- GOAL OF THE EXERCISE
Copy out all the lines below word for word.

Element and region listings

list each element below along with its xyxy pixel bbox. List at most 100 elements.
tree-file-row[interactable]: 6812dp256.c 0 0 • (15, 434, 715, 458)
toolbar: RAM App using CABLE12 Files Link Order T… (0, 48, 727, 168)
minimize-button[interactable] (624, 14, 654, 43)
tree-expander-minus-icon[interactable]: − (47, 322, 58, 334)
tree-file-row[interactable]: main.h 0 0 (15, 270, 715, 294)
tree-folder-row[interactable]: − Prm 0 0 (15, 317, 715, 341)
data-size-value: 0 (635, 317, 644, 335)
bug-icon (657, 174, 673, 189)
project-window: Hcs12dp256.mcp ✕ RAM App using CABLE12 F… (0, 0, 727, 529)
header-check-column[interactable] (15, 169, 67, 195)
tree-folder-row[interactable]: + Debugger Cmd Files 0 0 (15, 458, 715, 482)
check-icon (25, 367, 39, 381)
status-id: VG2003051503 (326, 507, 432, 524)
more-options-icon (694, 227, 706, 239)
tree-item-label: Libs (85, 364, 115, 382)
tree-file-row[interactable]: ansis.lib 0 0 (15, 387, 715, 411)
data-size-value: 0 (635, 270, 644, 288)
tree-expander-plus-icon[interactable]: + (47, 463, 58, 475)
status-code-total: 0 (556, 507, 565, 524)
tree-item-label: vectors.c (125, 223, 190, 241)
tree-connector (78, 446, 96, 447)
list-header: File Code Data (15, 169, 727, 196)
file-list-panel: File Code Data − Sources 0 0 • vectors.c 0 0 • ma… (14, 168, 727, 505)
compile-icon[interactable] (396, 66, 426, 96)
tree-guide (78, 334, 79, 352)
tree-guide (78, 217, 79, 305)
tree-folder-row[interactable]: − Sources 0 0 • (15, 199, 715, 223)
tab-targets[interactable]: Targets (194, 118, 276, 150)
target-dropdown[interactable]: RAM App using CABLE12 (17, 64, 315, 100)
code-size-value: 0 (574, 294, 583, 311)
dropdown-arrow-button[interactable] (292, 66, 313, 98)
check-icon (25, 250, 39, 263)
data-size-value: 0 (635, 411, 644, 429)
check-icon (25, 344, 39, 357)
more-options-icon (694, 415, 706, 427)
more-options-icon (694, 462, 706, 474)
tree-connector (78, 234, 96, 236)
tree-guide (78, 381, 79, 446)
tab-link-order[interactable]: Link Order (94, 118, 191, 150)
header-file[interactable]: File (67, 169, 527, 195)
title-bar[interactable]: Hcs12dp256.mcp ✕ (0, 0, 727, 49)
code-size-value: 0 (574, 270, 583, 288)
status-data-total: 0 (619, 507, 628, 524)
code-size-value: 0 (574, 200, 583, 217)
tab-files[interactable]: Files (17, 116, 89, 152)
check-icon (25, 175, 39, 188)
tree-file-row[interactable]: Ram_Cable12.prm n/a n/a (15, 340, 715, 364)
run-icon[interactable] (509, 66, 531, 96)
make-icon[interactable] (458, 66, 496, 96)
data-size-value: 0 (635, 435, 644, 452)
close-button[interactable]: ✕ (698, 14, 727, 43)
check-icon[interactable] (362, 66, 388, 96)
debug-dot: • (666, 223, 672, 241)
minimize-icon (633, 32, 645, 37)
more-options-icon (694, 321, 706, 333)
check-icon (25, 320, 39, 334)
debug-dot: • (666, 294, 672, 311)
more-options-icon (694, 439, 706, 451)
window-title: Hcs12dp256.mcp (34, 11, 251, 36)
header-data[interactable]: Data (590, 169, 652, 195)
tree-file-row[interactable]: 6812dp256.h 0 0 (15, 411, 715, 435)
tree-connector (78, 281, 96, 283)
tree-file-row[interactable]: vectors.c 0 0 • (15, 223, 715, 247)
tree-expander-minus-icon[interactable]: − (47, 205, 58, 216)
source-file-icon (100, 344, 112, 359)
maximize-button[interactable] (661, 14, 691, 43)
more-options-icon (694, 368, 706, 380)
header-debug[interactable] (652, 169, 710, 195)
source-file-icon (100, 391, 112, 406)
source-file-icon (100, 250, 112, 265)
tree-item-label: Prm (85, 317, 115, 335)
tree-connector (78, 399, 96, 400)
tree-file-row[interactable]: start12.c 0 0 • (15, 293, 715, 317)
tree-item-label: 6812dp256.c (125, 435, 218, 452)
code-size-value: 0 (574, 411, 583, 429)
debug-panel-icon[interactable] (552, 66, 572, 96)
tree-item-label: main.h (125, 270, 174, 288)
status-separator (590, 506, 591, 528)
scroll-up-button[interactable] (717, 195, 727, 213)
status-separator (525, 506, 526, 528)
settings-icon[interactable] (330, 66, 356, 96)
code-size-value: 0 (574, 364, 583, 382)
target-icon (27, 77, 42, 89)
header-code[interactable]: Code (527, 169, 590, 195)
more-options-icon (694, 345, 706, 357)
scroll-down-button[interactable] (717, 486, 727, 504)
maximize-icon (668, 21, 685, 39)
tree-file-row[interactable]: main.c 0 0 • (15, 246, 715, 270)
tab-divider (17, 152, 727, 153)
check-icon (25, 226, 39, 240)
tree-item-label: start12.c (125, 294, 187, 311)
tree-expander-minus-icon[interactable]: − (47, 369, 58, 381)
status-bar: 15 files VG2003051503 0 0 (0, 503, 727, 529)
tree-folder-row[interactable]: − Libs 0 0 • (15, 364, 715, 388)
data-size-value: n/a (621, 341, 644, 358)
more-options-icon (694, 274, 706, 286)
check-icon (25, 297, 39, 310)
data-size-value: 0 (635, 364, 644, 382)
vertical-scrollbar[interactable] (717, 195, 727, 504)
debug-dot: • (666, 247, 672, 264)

- ANSWER TO THIS TASK
list each element below along with its xyxy pixel bbox. List at most 100 elements.
tree-file-row[interactable]: 6812dp256.c 0 0 • (15, 434, 715, 458)
toolbar: RAM App using CABLE12 Files Link Order T… (0, 48, 727, 168)
minimize-button[interactable] (624, 14, 654, 43)
tree-expander-minus-icon[interactable]: − (47, 322, 58, 334)
tree-file-row[interactable]: main.h 0 0 (15, 270, 715, 294)
tree-folder-row[interactable]: − Prm 0 0 (15, 317, 715, 341)
data-size-value: 0 (635, 317, 644, 335)
bug-icon (657, 174, 673, 189)
project-window: Hcs12dp256.mcp ✕ RAM App using CABLE12 F… (0, 0, 727, 529)
header-check-column[interactable] (15, 169, 67, 195)
tree-folder-row[interactable]: + Debugger Cmd Files 0 0 (15, 458, 715, 482)
check-icon (25, 367, 39, 381)
status-id: VG2003051503 (326, 507, 432, 524)
more-options-icon (694, 227, 706, 239)
tree-item-label: Libs (85, 364, 115, 382)
tree-file-row[interactable]: ansis.lib 0 0 (15, 387, 715, 411)
data-size-value: 0 (635, 270, 644, 288)
tree-expander-plus-icon[interactable]: + (47, 463, 58, 475)
status-code-total: 0 (556, 507, 565, 524)
tree-item-label: vectors.c (125, 223, 190, 241)
tree-connector (78, 446, 96, 447)
list-header: File Code Data (15, 169, 727, 196)
file-list-panel: File Code Data − Sources 0 0 • vectors.c 0 0 • ma… (14, 168, 727, 505)
compile-icon[interactable] (396, 66, 426, 96)
tree-guide (78, 334, 79, 352)
tree-guide (78, 217, 79, 305)
tree-folder-row[interactable]: − Sources 0 0 • (15, 199, 715, 223)
tab-targets[interactable]: Targets (194, 118, 276, 150)
target-dropdown[interactable]: RAM App using CABLE12 (17, 64, 315, 100)
code-size-value: 0 (574, 294, 583, 311)
dropdown-arrow-button[interactable] (292, 66, 313, 98)
check-icon (25, 250, 39, 263)
data-size-value: 0 (635, 411, 644, 429)
check-icon (25, 344, 39, 357)
more-options-icon (694, 415, 706, 427)
more-options-icon (694, 462, 706, 474)
tree-connector (78, 234, 96, 236)
tree-guide (78, 381, 79, 446)
tab-link-order[interactable]: Link Order (94, 118, 191, 150)
header-file[interactable]: File (67, 169, 527, 195)
title-bar[interactable]: Hcs12dp256.mcp ✕ (0, 0, 727, 49)
code-size-value: 0 (574, 270, 583, 288)
status-data-total: 0 (619, 507, 628, 524)
code-size-value: 0 (574, 200, 583, 217)
tab-files[interactable]: Files (17, 116, 89, 152)
check-icon (25, 175, 39, 188)
tree-file-row[interactable]: Ram_Cable12.prm n/a n/a (15, 340, 715, 364)
run-icon[interactable] (509, 66, 531, 96)
make-icon[interactable] (458, 66, 496, 96)
data-size-value: 0 (635, 435, 644, 452)
close-button[interactable]: ✕ (698, 14, 727, 43)
check-icon[interactable] (362, 66, 388, 96)
debug-dot: • (666, 223, 672, 241)
minimize-icon (633, 32, 645, 37)
more-options-icon (694, 321, 706, 333)
check-icon (25, 320, 39, 334)
debug-dot: • (666, 294, 672, 311)
more-options-icon (694, 439, 706, 451)
window-title: Hcs12dp256.mcp (34, 11, 251, 36)
header-data[interactable]: Data (590, 169, 652, 195)
tree-file-row[interactable]: 6812dp256.h 0 0 (15, 411, 715, 435)
tree-connector (78, 281, 96, 283)
tree-file-row[interactable]: vectors.c 0 0 • (15, 223, 715, 247)
tree-expander-minus-icon[interactable]: − (47, 205, 58, 216)
source-file-icon (100, 344, 112, 359)
maximize-button[interactable] (661, 14, 691, 43)
more-options-icon (694, 368, 706, 380)
header-debug[interactable] (652, 169, 710, 195)
source-file-icon (100, 391, 112, 406)
source-file-icon (100, 250, 112, 265)
tree-item-label: Prm (85, 317, 115, 335)
tree-connector (78, 399, 96, 400)
tree-file-row[interactable]: start12.c 0 0 • (15, 293, 715, 317)
tree-item-label: 6812dp256.c (125, 435, 218, 452)
code-size-value: 0 (574, 411, 583, 429)
debug-panel-icon[interactable] (552, 66, 572, 96)
tree-item-label: main.h (125, 270, 174, 288)
status-separator (590, 506, 591, 528)
scroll-up-button[interactable] (717, 195, 727, 213)
status-separator (525, 506, 526, 528)
settings-icon[interactable] (330, 66, 356, 96)
code-size-value: 0 (574, 364, 583, 382)
target-icon (27, 77, 42, 89)
header-code[interactable]: Code (527, 169, 590, 195)
more-options-icon (694, 345, 706, 357)
scroll-down-button[interactable] (717, 486, 727, 504)
maximize-icon (668, 21, 685, 39)
tree-file-row[interactable]: main.c 0 0 • (15, 246, 715, 270)
tab-divider (17, 152, 727, 153)
check-icon (25, 226, 39, 240)
tree-item-label: start12.c (125, 294, 187, 311)
tree-expander-minus-icon[interactable]: − (47, 369, 58, 381)
status-bar: 15 files VG2003051503 0 0 (0, 503, 727, 529)
tree-folder-row[interactable]: − Libs 0 0 • (15, 364, 715, 388)
data-size-value: n/a (621, 341, 644, 358)
more-options-icon (694, 274, 706, 286)
check-icon (25, 297, 39, 310)
data-size-value: 0 (635, 364, 644, 382)
vertical-scrollbar[interactable] (717, 195, 727, 504)
debug-dot: • (666, 247, 672, 264)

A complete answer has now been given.